__OBJECTIVE__
Determine how many lines in these records hold "this". Only the number is wanted.

__ENTRIES__
>> START
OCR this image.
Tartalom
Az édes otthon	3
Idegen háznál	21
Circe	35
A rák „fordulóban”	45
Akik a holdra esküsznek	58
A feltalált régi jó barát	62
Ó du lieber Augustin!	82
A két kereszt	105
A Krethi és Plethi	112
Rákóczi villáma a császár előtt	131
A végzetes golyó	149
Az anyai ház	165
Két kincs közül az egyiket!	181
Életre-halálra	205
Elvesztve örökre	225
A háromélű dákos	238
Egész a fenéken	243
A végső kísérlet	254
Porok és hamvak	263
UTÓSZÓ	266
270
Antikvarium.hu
>> END
>> START
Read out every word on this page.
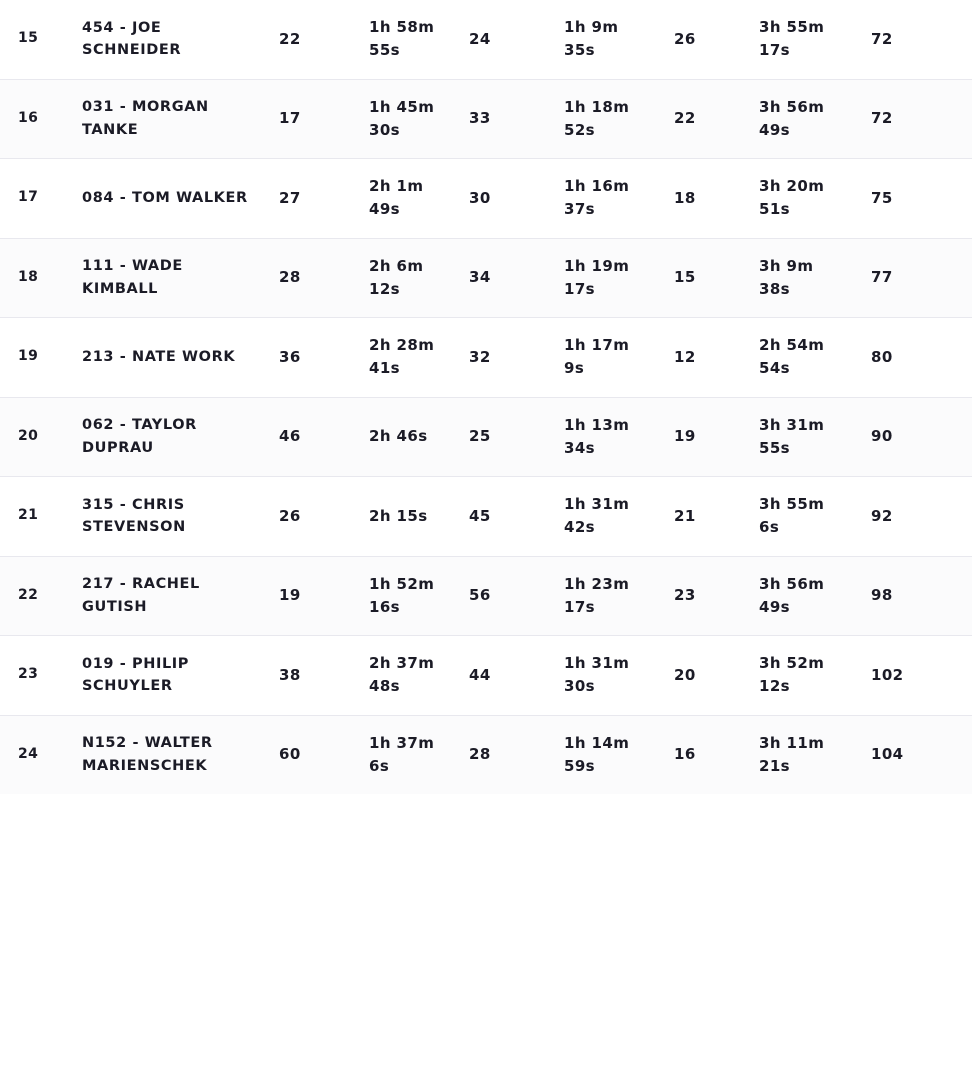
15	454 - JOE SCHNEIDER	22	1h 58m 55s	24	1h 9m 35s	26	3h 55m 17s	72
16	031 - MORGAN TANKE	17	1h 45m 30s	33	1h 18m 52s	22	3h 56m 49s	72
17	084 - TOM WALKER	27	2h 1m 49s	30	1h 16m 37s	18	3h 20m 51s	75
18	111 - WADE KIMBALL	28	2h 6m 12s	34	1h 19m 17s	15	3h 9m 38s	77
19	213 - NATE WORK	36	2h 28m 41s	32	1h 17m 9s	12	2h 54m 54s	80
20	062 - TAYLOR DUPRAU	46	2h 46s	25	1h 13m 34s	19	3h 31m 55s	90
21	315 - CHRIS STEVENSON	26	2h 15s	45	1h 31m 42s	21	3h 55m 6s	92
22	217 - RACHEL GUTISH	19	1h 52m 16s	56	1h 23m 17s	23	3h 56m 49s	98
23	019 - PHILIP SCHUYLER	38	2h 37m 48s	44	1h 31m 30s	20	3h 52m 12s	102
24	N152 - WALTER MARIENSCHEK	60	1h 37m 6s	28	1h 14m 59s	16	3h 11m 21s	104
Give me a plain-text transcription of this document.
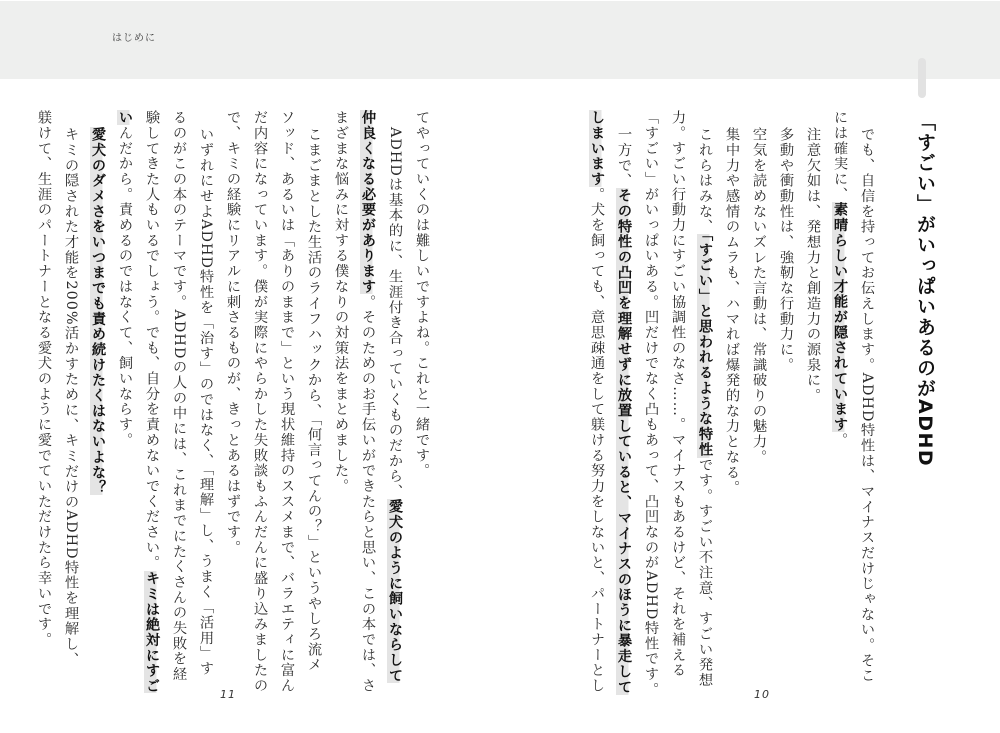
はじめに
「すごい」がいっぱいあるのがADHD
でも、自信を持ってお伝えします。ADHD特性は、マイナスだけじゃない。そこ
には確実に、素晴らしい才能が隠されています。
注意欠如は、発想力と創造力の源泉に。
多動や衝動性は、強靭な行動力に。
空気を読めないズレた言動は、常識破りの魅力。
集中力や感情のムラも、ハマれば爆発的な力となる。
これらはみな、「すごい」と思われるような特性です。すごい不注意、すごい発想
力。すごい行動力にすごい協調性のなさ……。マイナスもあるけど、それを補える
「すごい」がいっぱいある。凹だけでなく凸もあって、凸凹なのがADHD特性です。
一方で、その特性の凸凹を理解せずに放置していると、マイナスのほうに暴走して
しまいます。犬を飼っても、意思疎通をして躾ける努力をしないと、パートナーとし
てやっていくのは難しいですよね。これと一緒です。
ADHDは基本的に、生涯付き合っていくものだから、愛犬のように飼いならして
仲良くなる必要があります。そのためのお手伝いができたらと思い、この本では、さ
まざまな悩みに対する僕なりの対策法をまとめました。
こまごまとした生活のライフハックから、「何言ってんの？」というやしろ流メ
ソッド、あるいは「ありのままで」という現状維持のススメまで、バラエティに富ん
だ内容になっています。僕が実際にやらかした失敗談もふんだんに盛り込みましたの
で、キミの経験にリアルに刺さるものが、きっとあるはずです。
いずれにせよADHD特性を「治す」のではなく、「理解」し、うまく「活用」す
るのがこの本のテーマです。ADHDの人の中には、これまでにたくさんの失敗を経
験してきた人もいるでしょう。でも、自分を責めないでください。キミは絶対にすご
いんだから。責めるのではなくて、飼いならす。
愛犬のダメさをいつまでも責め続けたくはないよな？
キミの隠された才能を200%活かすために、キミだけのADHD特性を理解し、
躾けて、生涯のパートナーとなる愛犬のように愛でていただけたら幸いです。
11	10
>> END
__ANSWER__
3